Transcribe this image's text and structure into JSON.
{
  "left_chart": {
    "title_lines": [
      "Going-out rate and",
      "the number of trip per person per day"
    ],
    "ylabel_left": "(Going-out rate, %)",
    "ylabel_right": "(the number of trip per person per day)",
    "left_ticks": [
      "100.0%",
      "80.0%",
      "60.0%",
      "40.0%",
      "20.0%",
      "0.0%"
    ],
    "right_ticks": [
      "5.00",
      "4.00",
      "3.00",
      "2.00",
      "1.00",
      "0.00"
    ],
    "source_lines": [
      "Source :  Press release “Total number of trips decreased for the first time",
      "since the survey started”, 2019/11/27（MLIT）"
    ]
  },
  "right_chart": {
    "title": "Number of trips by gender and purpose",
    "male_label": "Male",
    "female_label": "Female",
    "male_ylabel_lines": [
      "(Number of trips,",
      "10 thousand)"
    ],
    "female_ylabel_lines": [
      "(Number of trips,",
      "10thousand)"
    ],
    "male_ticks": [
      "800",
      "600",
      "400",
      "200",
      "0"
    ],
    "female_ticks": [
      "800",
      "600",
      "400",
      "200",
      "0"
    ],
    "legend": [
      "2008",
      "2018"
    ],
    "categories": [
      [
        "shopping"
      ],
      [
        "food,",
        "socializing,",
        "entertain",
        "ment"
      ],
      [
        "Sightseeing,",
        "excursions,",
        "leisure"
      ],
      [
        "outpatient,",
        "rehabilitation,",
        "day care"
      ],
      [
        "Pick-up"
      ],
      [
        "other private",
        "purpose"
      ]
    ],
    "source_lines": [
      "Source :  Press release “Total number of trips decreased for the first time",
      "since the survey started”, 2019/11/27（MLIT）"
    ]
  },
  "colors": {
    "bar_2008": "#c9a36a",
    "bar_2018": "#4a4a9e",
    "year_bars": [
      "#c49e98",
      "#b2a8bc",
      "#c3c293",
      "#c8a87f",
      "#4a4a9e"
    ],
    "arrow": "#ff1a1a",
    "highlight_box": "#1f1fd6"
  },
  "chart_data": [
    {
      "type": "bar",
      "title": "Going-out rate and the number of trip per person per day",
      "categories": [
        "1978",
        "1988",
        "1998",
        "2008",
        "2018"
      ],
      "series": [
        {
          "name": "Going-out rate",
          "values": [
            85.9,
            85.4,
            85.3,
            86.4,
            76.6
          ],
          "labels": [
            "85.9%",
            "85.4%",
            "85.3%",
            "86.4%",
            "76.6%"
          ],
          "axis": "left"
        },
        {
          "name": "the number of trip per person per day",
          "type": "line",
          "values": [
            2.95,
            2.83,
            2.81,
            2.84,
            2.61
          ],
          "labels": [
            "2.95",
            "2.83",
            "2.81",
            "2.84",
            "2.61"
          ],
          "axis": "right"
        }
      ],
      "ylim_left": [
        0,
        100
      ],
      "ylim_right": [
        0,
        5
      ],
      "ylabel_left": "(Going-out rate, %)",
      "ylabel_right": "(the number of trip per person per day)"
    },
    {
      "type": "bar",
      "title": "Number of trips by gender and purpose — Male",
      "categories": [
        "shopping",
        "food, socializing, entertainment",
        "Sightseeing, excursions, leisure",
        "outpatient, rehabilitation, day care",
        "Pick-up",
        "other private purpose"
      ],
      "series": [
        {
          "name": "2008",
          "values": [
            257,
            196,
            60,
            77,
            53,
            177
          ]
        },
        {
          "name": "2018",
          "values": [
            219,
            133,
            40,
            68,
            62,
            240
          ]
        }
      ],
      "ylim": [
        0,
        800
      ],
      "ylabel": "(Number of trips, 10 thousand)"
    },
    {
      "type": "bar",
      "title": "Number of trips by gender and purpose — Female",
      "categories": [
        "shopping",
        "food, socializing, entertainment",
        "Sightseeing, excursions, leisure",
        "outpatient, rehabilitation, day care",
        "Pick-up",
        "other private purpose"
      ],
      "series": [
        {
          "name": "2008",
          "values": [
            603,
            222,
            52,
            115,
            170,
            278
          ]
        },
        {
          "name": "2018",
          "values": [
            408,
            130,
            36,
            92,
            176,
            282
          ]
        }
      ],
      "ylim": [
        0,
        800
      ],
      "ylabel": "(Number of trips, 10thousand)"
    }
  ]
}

══════════

### EXERCISE AIM
Please quote every record above exactly as it appears.

### SOLUTION FOR THIS TASK
Transcribe this image's text and structure into JSON.
{
  "left_chart": {
    "title_lines": [
      "Going-out rate and",
      "the number of trip per person per day"
    ],
    "ylabel_left": "(Going-out rate, %)",
    "ylabel_right": "(the number of trip per person per day)",
    "left_ticks": [
      "100.0%",
      "80.0%",
      "60.0%",
      "40.0%",
      "20.0%",
      "0.0%"
    ],
    "right_ticks": [
      "5.00",
      "4.00",
      "3.00",
      "2.00",
      "1.00",
      "0.00"
    ],
    "source_lines": [
      "Source :  Press release “Total number of trips decreased for the first time",
      "since the survey started”, 2019/11/27（MLIT）"
    ]
  },
  "right_chart": {
    "title": "Number of trips by gender and purpose",
    "male_label": "Male",
    "female_label": "Female",
    "male_ylabel_lines": [
      "(Number of trips,",
      "10 thousand)"
    ],
    "female_ylabel_lines": [
      "(Number of trips,",
      "10thousand)"
    ],
    "male_ticks": [
      "800",
      "600",
      "400",
      "200",
      "0"
    ],
    "female_ticks": [
      "800",
      "600",
      "400",
      "200",
      "0"
    ],
    "legend": [
      "2008",
      "2018"
    ],
    "categories": [
      [
        "shopping"
      ],
      [
        "food,",
        "socializing,",
        "entertain",
        "ment"
      ],
      [
        "Sightseeing,",
        "excursions,",
        "leisure"
      ],
      [
        "outpatient,",
        "rehabilitation,",
        "day care"
      ],
      [
        "Pick-up"
      ],
      [
        "other private",
        "purpose"
      ]
    ],
    "source_lines": [
      "Source :  Press release “Total number of trips decreased for the first time",
      "since the survey started”, 2019/11/27（MLIT）"
    ]
  },
  "colors": {
    "bar_2008": "#c9a36a",
    "bar_2018": "#4a4a9e",
    "year_bars": [
      "#c49e98",
      "#b2a8bc",
      "#c3c293",
      "#c8a87f",
      "#4a4a9e"
    ],
    "arrow": "#ff1a1a",
    "highlight_box": "#1f1fd6"
  },
  "chart_data": [
    {
      "type": "bar",
      "title": "Going-out rate and the number of trip per person per day",
      "categories": [
        "1978",
        "1988",
        "1998",
        "2008",
        "2018"
      ],
      "series": [
        {
          "name": "Going-out rate",
          "values": [
            85.9,
            85.4,
            85.3,
            86.4,
            76.6
          ],
          "labels": [
            "85.9%",
            "85.4%",
            "85.3%",
            "86.4%",
            "76.6%"
          ],
          "axis": "left"
        },
        {
          "name": "the number of trip per person per day",
          "type": "line",
          "values": [
            2.95,
            2.83,
            2.81,
            2.84,
            2.61
          ],
          "labels": [
            "2.95",
            "2.83",
            "2.81",
            "2.84",
            "2.61"
          ],
          "axis": "right"
        }
      ],
      "ylim_left": [
        0,
        100
      ],
      "ylim_right": [
        0,
        5
      ],
      "ylabel_left": "(Going-out rate, %)",
      "ylabel_right": "(the number of trip per person per day)"
    },
    {
      "type": "bar",
      "title": "Number of trips by gender and purpose — Male",
      "categories": [
        "shopping",
        "food, socializing, entertainment",
        "Sightseeing, excursions, leisure",
        "outpatient, rehabilitation, day care",
        "Pick-up",
        "other private purpose"
      ],
      "series": [
        {
          "name": "2008",
          "values": [
            257,
            196,
            60,
            77,
            53,
            177
          ]
        },
        {
          "name": "2018",
          "values": [
            219,
            133,
            40,
            68,
            62,
            240
          ]
        }
      ],
      "ylim": [
        0,
        800
      ],
      "ylabel": "(Number of trips, 10 thousand)"
    },
    {
      "type": "bar",
      "title": "Number of trips by gender and purpose — Female",
      "categories": [
        "shopping",
        "food, socializing, entertainment",
        "Sightseeing, excursions, leisure",
        "outpatient, rehabilitation, day care",
        "Pick-up",
        "other private purpose"
      ],
      "series": [
        {
          "name": "2008",
          "values": [
            603,
            222,
            52,
            115,
            170,
            278
          ]
        },
        {
          "name": "2018",
          "values": [
            408,
            130,
            36,
            92,
            176,
            282
          ]
        }
      ],
      "ylim": [
        0,
        800
      ],
      "ylabel": "(Number of trips, 10thousand)"
    }
  ]
}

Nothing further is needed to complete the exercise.